Exclude images, then output the remaining data verbatim.

Working data:
....................
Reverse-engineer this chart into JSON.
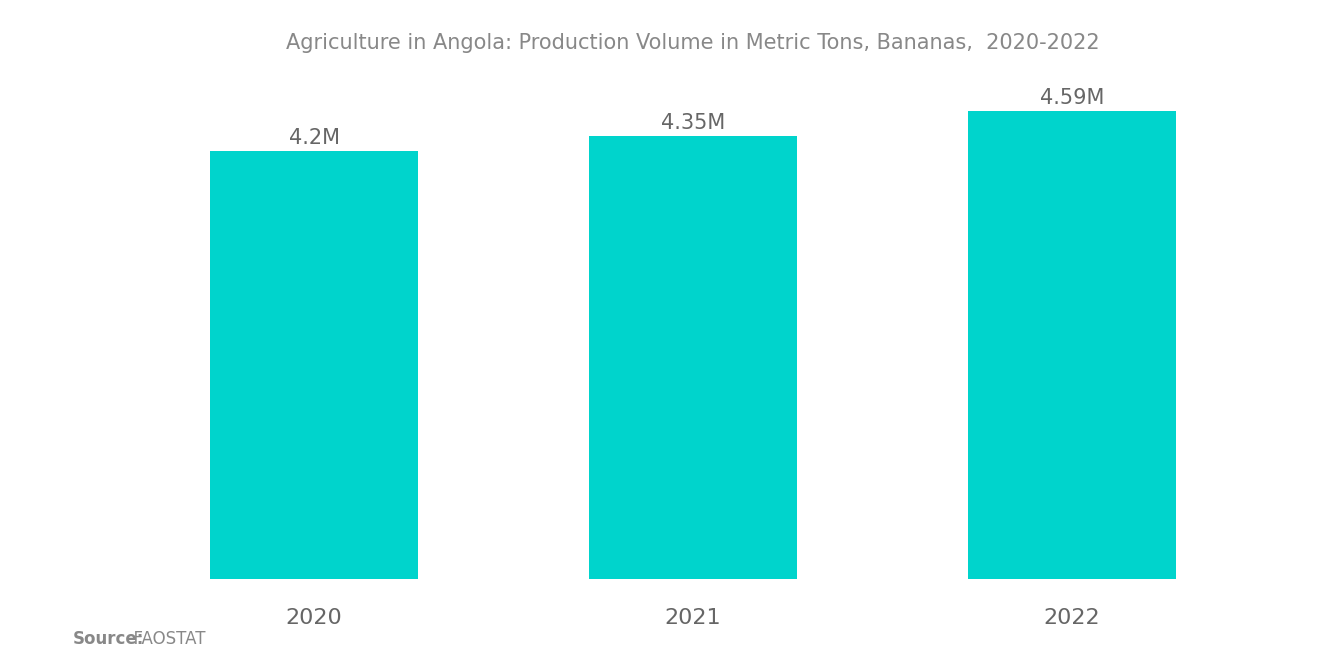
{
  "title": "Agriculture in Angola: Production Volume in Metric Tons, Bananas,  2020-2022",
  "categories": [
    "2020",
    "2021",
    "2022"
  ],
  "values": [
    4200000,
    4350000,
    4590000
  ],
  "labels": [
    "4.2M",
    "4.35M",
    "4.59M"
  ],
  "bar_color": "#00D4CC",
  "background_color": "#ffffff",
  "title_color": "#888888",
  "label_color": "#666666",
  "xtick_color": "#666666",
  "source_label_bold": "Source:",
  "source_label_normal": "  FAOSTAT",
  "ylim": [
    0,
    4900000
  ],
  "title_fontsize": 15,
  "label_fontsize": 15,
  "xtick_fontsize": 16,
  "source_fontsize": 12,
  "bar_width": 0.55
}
....................
Result of the task:
Reverse-engineer this chart into JSON.
{
  "title": "Agriculture in Angola: Production Volume in Metric Tons, Bananas,  2020-2022",
  "categories": [
    "2020",
    "2021",
    "2022"
  ],
  "values": [
    4200000,
    4350000,
    4590000
  ],
  "labels": [
    "4.2M",
    "4.35M",
    "4.59M"
  ],
  "bar_color": "#00D4CC",
  "background_color": "#ffffff",
  "title_color": "#888888",
  "label_color": "#666666",
  "xtick_color": "#666666",
  "source_label_bold": "Source:",
  "source_label_normal": "  FAOSTAT",
  "ylim": [
    0,
    4900000
  ],
  "title_fontsize": 15,
  "label_fontsize": 15,
  "xtick_fontsize": 16,
  "source_fontsize": 12,
  "bar_width": 0.55
}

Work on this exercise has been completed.